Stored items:

* begin *

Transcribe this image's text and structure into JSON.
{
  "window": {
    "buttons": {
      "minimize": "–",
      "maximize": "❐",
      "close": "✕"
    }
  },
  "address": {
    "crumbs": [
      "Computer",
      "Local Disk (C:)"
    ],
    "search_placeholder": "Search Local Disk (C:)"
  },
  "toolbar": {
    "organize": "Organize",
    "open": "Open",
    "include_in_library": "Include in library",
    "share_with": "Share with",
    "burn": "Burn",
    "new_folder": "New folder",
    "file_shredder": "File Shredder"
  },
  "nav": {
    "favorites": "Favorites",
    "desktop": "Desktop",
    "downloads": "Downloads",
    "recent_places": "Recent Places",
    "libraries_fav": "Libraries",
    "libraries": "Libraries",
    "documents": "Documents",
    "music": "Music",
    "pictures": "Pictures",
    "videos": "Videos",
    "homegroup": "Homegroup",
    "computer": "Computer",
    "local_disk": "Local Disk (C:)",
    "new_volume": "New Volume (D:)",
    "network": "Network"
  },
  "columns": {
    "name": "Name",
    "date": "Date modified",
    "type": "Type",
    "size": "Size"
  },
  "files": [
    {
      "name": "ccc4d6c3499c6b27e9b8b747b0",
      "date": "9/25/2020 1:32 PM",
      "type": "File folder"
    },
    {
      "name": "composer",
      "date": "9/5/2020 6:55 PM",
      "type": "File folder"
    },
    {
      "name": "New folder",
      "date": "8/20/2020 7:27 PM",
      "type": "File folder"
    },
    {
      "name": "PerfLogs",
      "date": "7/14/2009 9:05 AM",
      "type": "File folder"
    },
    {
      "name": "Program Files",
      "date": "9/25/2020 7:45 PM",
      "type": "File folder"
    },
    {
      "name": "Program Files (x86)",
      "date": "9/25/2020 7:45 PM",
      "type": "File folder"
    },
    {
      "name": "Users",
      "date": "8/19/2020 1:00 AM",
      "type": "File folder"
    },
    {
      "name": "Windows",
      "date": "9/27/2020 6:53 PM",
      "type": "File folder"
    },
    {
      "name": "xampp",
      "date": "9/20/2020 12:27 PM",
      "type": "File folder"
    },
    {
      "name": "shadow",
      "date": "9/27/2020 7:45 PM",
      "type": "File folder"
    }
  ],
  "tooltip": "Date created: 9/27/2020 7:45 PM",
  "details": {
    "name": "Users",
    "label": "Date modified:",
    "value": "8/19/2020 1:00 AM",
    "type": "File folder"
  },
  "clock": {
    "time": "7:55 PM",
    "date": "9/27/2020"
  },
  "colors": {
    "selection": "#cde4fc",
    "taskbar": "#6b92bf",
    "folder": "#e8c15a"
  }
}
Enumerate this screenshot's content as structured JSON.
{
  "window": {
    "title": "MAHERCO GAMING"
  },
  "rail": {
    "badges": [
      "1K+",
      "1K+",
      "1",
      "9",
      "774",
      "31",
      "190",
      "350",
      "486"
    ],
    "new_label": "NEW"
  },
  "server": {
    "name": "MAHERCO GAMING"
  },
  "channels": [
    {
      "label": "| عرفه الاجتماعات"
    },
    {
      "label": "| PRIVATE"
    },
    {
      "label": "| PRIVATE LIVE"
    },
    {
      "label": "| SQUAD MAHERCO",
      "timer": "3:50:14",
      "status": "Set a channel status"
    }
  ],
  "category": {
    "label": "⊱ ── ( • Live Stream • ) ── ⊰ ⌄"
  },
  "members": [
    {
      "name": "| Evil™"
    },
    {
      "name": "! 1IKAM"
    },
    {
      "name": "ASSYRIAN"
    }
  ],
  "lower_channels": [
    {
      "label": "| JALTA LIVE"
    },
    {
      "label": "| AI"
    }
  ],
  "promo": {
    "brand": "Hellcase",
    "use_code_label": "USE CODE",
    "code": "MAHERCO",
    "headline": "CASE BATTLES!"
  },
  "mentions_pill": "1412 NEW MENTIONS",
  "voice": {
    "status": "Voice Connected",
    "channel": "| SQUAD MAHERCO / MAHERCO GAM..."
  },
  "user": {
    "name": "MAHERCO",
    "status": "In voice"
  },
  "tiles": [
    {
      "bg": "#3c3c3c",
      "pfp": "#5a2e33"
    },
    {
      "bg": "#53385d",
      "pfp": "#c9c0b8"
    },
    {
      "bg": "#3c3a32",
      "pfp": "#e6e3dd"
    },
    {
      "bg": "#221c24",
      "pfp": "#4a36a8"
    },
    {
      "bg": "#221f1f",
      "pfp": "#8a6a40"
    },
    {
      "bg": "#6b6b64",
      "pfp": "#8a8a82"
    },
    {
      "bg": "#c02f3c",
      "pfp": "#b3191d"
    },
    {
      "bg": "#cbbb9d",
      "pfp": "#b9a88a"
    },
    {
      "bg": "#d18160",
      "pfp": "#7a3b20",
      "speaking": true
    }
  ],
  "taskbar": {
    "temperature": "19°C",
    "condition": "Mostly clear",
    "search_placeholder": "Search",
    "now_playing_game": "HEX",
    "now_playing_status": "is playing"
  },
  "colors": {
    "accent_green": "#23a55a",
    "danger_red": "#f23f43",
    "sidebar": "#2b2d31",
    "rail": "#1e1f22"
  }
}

* end *

• [What the exercise asks] Find the word "Libraries" in the material, then list each line that holds it.

• [Finished task]
    "libraries_fav": "Libraries",
    "libraries": "Libraries",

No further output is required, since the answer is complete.